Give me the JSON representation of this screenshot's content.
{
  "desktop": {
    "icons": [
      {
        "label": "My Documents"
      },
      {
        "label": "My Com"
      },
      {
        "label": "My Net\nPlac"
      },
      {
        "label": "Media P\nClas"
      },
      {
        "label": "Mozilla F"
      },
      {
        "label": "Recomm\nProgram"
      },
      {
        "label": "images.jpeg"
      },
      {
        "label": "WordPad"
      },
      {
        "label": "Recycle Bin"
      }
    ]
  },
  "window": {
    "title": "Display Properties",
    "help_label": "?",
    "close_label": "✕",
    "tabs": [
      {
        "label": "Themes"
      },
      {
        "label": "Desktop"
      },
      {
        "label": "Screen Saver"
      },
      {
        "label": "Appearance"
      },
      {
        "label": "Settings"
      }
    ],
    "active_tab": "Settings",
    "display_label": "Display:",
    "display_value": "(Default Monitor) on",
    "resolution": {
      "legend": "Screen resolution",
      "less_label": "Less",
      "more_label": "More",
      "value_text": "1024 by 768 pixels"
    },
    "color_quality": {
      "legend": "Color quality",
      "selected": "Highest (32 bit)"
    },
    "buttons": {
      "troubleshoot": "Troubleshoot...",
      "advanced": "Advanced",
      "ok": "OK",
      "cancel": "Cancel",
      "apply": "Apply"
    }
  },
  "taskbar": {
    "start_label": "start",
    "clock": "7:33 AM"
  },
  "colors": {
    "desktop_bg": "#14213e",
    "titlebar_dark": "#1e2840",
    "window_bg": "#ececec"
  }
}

----

* **THE REQUEST**:
Write out all the records above again, exactly as they stand.

* **ANSWER BELOW**:
Give me the JSON representation of this screenshot's content.
{
  "desktop": {
    "icons": [
      {
        "label": "My Documents"
      },
      {
        "label": "My Com"
      },
      {
        "label": "My Net\nPlac"
      },
      {
        "label": "Media P\nClas"
      },
      {
        "label": "Mozilla F"
      },
      {
        "label": "Recomm\nProgram"
      },
      {
        "label": "images.jpeg"
      },
      {
        "label": "WordPad"
      },
      {
        "label": "Recycle Bin"
      }
    ]
  },
  "window": {
    "title": "Display Properties",
    "help_label": "?",
    "close_label": "✕",
    "tabs": [
      {
        "label": "Themes"
      },
      {
        "label": "Desktop"
      },
      {
        "label": "Screen Saver"
      },
      {
        "label": "Appearance"
      },
      {
        "label": "Settings"
      }
    ],
    "active_tab": "Settings",
    "display_label": "Display:",
    "display_value": "(Default Monitor) on",
    "resolution": {
      "legend": "Screen resolution",
      "less_label": "Less",
      "more_label": "More",
      "value_text": "1024 by 768 pixels"
    },
    "color_quality": {
      "legend": "Color quality",
      "selected": "Highest (32 bit)"
    },
    "buttons": {
      "troubleshoot": "Troubleshoot...",
      "advanced": "Advanced",
      "ok": "OK",
      "cancel": "Cancel",
      "apply": "Apply"
    }
  },
  "taskbar": {
    "start_label": "start",
    "clock": "7:33 AM"
  },
  "colors": {
    "desktop_bg": "#14213e",
    "titlebar_dark": "#1e2840",
    "window_bg": "#ececec"
  }
}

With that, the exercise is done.